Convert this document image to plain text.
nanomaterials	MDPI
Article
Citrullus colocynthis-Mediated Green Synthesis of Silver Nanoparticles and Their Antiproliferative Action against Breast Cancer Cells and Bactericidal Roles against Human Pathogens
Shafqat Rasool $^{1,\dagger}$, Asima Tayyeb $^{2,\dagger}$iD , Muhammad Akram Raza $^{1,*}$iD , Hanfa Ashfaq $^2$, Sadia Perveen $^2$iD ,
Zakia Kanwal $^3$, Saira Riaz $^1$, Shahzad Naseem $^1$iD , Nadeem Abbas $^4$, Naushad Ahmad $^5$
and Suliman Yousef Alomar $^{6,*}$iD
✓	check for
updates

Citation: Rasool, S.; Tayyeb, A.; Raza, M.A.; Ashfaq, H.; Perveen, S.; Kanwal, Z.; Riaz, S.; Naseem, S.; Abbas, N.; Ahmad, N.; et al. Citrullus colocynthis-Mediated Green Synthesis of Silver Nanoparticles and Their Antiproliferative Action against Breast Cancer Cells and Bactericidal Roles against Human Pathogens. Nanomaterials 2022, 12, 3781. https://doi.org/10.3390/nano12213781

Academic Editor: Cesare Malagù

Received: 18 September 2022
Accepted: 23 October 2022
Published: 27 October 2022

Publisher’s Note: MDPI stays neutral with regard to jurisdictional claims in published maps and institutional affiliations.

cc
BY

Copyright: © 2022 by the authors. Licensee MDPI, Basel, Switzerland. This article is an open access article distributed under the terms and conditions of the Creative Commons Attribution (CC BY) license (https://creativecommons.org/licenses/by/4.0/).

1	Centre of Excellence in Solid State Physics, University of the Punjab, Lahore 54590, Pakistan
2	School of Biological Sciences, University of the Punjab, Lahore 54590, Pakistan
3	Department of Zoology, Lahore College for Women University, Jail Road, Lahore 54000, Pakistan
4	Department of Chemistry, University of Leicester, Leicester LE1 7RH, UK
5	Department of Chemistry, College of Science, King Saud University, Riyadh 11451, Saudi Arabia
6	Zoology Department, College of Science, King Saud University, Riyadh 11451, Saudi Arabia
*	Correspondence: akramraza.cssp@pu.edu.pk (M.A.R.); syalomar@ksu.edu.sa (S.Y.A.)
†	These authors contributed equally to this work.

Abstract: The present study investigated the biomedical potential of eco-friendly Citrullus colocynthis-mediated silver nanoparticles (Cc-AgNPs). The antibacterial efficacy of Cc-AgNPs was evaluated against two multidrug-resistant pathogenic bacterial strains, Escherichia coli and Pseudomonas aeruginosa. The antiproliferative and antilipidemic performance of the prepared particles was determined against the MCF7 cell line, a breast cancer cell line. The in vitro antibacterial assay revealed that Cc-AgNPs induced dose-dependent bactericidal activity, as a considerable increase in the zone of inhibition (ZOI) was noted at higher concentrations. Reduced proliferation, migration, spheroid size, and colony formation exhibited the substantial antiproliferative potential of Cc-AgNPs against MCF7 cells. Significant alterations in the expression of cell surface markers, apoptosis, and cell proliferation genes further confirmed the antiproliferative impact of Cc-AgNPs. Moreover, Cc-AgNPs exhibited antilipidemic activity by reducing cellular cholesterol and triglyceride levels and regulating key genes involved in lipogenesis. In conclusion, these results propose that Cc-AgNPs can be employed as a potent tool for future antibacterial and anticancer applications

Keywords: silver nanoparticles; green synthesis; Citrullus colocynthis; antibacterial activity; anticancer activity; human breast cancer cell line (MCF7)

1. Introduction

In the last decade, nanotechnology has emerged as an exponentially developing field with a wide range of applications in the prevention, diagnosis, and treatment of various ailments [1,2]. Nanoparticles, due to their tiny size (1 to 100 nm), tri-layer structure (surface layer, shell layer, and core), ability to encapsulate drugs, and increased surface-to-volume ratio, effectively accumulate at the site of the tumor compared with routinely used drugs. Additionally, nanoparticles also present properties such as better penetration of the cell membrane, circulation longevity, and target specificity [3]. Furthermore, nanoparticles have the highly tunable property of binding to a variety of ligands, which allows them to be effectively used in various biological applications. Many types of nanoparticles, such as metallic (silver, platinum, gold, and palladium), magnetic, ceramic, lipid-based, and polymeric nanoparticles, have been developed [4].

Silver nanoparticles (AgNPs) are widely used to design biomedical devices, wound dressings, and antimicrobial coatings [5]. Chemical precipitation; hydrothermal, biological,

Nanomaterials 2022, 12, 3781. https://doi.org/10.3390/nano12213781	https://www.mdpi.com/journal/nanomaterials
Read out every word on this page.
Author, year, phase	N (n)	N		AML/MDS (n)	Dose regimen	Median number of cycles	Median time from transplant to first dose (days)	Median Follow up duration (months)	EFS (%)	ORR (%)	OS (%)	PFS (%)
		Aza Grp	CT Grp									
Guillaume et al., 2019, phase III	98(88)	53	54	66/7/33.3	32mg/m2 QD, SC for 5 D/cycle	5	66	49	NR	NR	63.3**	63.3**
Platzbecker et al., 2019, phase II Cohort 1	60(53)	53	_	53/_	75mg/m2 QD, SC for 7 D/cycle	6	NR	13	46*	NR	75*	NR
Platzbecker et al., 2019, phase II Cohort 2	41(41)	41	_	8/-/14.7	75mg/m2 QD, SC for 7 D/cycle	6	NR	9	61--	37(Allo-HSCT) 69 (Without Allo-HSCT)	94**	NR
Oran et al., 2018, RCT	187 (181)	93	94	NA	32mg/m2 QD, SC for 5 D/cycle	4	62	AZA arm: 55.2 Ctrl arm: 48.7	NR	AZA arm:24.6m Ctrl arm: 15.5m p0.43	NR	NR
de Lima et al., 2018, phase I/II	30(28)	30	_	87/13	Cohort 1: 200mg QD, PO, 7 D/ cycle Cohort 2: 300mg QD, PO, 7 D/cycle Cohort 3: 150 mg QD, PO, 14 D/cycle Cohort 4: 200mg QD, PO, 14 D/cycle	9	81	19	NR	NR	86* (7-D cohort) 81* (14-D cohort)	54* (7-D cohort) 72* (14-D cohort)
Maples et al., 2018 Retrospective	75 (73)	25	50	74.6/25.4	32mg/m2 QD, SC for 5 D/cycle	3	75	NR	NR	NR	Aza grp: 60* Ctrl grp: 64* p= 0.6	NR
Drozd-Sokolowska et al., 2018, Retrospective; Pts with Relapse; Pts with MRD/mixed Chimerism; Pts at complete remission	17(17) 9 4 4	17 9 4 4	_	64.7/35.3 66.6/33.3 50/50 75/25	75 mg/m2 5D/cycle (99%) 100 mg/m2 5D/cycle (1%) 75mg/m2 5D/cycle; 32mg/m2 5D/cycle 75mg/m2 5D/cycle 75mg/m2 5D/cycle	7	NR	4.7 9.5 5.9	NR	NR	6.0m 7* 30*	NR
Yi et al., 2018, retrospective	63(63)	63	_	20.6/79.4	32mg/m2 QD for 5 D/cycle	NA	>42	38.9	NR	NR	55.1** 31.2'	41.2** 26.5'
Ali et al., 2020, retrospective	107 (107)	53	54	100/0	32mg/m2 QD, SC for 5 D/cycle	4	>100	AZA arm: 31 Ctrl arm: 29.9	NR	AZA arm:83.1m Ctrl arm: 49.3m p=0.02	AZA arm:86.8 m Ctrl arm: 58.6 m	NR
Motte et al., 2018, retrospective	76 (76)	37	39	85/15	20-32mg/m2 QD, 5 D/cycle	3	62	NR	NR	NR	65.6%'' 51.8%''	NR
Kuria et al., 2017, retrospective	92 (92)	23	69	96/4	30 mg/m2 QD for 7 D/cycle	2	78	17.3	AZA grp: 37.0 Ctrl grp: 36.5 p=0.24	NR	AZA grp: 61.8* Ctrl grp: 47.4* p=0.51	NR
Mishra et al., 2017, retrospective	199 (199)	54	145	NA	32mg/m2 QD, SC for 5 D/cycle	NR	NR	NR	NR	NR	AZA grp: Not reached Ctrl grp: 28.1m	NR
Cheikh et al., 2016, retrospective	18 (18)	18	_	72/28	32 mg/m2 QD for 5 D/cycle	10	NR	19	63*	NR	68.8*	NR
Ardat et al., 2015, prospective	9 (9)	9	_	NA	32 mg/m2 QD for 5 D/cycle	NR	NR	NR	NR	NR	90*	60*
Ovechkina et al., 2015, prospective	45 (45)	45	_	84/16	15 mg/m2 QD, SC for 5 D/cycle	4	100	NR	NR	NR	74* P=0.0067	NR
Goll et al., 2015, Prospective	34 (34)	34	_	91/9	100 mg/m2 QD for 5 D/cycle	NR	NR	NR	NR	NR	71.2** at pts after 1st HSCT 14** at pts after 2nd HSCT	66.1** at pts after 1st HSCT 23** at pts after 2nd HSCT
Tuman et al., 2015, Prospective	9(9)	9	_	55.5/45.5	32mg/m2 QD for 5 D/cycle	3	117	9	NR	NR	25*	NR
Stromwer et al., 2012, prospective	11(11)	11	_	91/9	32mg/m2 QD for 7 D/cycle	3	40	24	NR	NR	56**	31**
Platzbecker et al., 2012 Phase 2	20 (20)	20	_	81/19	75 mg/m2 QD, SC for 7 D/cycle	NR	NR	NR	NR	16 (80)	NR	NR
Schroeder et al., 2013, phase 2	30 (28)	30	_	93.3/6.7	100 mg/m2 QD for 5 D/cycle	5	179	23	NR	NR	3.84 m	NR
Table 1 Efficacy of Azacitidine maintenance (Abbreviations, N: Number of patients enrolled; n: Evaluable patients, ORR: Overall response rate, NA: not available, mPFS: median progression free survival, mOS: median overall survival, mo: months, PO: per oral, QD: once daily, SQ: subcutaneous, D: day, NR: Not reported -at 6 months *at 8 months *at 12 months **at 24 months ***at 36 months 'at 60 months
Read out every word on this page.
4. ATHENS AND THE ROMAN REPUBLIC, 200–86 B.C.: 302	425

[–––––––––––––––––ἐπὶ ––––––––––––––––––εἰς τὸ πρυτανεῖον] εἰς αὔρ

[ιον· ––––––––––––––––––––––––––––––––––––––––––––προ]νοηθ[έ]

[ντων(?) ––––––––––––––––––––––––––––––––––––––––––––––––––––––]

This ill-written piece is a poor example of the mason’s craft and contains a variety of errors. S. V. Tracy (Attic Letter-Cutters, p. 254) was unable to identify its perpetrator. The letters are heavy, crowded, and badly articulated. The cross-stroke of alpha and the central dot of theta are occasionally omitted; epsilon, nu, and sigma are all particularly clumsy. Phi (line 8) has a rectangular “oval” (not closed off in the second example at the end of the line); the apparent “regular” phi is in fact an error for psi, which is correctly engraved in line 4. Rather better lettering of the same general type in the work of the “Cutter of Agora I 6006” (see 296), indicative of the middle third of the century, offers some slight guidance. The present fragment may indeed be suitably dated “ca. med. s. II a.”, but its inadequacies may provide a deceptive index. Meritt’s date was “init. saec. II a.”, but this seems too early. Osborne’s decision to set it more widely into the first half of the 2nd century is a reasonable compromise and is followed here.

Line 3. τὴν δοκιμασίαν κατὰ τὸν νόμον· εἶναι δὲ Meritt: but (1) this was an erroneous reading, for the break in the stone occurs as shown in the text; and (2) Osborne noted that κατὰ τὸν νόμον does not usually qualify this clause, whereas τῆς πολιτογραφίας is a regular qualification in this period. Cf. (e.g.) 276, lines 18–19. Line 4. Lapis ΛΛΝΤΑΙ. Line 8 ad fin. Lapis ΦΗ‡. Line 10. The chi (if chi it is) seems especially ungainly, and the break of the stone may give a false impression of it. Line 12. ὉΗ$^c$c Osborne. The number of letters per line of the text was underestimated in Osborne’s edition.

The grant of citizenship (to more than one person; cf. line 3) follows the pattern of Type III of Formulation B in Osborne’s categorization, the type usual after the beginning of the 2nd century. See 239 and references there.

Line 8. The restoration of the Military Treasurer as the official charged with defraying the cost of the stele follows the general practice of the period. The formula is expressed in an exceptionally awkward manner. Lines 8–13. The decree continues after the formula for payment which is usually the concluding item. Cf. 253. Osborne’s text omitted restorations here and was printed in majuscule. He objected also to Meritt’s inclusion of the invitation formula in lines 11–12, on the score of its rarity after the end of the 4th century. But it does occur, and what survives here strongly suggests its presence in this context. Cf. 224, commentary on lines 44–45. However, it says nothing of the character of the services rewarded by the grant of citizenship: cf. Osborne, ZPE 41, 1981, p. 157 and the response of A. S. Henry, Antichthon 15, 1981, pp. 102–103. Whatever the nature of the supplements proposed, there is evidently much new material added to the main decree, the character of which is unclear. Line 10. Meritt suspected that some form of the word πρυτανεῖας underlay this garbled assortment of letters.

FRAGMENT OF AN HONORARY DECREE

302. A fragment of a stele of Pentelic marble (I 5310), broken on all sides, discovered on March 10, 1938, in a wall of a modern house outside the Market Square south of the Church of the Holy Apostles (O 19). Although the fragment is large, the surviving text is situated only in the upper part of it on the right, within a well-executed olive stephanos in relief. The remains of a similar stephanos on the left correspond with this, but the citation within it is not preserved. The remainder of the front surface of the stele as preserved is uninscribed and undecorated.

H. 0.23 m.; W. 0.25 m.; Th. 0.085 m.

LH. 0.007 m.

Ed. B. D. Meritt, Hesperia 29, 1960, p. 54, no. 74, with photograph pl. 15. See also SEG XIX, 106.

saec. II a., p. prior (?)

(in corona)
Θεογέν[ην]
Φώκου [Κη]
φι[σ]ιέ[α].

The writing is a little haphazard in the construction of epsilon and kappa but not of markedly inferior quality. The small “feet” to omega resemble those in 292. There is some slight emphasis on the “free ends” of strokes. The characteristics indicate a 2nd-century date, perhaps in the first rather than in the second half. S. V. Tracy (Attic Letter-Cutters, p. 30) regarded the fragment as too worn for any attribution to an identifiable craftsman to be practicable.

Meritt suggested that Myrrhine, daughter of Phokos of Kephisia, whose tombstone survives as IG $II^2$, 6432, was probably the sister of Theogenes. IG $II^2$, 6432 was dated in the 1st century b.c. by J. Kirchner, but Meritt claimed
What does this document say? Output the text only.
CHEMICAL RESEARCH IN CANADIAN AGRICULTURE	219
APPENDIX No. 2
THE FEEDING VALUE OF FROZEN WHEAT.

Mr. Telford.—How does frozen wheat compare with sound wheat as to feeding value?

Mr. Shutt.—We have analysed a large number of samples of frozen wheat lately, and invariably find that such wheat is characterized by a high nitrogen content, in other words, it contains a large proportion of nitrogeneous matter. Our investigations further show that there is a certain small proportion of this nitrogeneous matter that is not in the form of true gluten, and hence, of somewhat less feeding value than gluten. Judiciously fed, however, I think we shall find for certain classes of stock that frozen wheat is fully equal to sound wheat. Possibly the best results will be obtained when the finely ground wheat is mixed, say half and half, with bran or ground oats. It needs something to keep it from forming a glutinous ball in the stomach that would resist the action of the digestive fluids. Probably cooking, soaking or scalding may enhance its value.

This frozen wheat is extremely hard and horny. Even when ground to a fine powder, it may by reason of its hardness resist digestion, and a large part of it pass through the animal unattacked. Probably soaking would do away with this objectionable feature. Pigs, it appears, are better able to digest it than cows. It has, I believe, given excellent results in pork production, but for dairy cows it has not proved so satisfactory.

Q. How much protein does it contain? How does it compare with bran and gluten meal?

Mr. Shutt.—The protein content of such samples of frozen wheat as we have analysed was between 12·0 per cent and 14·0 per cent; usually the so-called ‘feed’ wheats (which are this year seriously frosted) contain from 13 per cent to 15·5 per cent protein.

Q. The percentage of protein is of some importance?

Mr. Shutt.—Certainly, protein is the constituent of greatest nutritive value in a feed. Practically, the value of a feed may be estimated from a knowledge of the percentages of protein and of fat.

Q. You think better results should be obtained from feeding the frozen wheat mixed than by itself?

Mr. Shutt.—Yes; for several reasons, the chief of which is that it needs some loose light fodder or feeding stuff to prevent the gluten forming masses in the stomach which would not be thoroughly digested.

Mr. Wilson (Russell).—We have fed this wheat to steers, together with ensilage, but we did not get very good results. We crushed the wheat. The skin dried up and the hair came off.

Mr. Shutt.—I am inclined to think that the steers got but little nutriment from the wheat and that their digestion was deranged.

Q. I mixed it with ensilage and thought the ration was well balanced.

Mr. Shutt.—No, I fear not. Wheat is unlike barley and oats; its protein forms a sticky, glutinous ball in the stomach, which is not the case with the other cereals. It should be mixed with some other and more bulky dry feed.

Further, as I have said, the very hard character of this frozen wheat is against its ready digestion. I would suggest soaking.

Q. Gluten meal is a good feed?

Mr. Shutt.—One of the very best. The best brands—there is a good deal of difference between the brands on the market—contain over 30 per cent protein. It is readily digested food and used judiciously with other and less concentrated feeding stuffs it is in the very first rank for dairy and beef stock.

TASK DESCRIPTION
If a line in the records above has the word "glutinous", copy it out.

PROBLEM SOLUTION
Mr. Shutt.—We have analysed a large number of samples of frozen wheat lately, and invariably find that such wheat is characterized by a high nitrogen content, in other words, it contains a large proportion of nitrogeneous matter. Our investigations further show that there is a certain small proportion of this nitrogeneous matter that is not in the form of true gluten, and hence, of somewhat less feeding value than gluten. Judiciously fed, however, I think we shall find for certain classes of stock that frozen wheat is fully equal to sound wheat. Possibly the best results will be obtained when the finely ground wheat is mixed, say half and half, with bran or ground oats. It needs something to keep it from forming a glutinous ball in the stomach that would resist the action of the digestive fluids. Probably cooking, soaking or scalding may enhance its value.
Mr. Shutt.—No, I fear not. Wheat is unlike barley and oats; its protein forms a sticky, glutinous ball in the stomach, which is not the case with the other cereals. It should be mixed with some other and more bulky dry feed.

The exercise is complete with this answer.